• [Do this]:
Keep only the lines of the data below that contain "greens", and copy them.

# start of Supplied data

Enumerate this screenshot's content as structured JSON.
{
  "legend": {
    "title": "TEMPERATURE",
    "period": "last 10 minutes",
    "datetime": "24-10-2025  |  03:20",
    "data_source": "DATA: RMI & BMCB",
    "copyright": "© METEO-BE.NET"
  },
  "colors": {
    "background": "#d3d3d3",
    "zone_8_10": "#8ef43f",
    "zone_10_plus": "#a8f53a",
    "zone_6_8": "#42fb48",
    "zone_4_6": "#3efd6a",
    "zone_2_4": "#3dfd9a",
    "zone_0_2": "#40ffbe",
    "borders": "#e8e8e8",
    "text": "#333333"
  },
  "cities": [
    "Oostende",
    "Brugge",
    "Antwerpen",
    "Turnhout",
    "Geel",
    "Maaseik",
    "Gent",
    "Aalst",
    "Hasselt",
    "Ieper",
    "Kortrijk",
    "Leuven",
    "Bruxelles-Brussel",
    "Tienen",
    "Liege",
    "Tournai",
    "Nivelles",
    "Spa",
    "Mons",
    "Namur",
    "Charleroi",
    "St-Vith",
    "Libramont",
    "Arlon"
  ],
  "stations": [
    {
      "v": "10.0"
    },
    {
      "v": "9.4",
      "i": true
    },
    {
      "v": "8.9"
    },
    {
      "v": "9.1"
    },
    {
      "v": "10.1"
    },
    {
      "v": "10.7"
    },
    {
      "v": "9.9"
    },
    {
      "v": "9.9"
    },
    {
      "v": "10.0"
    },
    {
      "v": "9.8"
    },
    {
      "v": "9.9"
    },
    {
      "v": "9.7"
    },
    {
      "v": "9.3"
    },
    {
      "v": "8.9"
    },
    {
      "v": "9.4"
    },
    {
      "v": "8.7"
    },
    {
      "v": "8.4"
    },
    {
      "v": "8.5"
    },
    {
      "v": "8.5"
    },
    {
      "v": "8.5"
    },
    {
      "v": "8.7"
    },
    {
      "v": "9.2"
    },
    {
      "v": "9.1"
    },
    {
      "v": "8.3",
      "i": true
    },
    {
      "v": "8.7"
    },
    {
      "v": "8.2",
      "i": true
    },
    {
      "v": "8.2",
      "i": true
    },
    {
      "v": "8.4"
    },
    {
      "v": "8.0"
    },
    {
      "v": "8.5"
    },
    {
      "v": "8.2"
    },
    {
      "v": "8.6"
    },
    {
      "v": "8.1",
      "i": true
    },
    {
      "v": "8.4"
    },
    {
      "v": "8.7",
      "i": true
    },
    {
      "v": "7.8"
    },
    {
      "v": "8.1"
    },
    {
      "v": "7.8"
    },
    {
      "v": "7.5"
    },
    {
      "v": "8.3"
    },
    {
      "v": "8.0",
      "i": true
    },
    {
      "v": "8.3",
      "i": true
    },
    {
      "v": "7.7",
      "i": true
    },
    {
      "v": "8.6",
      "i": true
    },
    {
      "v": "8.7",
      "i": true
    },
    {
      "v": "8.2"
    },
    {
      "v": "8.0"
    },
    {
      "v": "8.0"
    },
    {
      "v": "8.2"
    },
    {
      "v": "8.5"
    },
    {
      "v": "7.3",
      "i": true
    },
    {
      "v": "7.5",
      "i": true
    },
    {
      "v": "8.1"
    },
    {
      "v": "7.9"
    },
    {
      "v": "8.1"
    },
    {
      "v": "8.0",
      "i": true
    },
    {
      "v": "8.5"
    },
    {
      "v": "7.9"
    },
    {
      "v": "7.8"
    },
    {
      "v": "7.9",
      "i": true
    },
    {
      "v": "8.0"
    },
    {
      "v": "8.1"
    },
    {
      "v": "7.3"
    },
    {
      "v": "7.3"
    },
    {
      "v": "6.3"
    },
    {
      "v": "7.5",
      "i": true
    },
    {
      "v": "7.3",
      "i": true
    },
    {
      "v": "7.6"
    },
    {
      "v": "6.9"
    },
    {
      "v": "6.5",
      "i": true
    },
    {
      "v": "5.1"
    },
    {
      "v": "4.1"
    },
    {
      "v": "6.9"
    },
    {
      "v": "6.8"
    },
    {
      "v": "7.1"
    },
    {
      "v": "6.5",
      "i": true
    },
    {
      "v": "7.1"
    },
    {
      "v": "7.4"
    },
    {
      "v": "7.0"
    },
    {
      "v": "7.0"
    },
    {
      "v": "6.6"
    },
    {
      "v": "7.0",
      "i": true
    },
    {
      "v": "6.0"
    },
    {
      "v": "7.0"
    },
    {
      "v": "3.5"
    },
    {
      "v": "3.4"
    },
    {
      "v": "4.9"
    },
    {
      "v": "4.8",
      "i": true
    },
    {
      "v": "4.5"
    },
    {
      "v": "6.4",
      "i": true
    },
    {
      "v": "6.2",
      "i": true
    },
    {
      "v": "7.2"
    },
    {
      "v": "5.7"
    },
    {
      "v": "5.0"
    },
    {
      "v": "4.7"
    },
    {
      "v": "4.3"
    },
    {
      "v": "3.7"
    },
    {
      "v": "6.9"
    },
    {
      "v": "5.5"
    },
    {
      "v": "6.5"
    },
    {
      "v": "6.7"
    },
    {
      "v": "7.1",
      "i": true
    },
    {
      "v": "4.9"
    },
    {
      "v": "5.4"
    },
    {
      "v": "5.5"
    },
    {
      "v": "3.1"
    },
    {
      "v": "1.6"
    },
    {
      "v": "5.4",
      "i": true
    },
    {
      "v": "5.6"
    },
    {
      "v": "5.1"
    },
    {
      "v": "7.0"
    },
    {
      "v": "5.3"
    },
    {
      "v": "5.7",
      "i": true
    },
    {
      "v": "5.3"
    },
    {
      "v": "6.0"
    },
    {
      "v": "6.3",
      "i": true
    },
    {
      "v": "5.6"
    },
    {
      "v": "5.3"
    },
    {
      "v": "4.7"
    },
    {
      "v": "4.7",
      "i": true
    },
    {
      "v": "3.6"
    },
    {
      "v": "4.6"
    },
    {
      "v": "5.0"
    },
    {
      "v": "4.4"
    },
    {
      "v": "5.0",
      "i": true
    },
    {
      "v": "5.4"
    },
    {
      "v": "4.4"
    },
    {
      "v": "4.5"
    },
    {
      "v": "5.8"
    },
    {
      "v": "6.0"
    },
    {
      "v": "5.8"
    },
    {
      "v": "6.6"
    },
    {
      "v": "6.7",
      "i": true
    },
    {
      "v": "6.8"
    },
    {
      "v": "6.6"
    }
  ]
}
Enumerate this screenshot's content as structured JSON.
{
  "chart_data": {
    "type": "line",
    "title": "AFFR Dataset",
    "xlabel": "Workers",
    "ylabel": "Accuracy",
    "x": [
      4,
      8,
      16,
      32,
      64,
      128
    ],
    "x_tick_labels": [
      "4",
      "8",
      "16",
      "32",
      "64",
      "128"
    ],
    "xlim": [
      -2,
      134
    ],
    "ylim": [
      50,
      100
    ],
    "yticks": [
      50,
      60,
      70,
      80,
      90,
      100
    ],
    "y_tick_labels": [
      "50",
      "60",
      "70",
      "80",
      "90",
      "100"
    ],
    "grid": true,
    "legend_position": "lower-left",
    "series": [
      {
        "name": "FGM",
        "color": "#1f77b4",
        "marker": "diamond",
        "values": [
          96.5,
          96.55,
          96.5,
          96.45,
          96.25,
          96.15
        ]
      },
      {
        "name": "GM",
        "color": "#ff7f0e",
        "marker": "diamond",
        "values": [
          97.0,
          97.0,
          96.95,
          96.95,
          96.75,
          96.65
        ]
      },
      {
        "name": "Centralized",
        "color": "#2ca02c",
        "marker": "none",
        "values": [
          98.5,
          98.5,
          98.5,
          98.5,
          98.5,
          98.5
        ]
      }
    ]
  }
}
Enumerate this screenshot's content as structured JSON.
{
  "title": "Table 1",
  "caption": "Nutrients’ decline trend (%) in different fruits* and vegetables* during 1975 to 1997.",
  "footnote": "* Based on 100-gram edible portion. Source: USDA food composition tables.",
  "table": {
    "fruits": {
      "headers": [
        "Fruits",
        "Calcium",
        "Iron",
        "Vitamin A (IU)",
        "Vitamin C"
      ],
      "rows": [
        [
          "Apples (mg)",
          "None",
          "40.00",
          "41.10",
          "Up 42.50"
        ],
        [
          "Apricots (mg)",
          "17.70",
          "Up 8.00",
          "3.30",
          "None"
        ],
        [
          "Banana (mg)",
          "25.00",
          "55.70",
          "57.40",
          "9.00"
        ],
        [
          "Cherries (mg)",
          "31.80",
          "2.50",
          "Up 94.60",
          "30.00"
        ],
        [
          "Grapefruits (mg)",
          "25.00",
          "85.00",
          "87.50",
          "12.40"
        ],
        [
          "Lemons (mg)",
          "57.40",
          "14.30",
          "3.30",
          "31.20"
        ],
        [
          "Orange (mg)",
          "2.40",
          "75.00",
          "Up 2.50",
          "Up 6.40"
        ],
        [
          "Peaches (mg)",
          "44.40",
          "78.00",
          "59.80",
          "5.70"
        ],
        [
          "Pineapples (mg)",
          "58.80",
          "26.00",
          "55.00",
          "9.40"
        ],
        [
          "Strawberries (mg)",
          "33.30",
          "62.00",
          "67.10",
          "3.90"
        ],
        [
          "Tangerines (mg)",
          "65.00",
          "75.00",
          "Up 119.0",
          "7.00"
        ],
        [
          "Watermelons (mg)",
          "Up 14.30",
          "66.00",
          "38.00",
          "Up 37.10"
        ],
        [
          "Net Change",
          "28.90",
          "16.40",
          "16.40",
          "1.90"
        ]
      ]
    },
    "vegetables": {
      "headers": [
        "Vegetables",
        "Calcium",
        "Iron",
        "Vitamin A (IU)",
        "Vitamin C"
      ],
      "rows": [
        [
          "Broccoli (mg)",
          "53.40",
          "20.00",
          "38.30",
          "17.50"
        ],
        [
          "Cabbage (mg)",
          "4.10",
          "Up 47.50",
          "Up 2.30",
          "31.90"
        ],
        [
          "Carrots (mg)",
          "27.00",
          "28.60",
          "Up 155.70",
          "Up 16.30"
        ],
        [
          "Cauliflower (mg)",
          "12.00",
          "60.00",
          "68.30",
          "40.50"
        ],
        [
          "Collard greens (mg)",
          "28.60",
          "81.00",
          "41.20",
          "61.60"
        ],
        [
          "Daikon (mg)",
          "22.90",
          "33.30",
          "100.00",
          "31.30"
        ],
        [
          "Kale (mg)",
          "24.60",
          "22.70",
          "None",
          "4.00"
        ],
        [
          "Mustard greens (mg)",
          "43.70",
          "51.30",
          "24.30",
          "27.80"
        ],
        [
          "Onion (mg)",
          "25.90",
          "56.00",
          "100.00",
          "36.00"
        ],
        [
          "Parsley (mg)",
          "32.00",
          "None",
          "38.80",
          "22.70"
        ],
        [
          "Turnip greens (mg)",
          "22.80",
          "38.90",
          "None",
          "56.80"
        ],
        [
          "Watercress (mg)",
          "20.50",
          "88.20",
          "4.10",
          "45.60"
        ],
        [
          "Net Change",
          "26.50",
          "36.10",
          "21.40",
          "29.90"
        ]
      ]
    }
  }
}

# end of Supplied data

• [Correct response]:
          "Collard greens (mg)",
          "Mustard greens (mg)",
          "Turnip greens (mg)",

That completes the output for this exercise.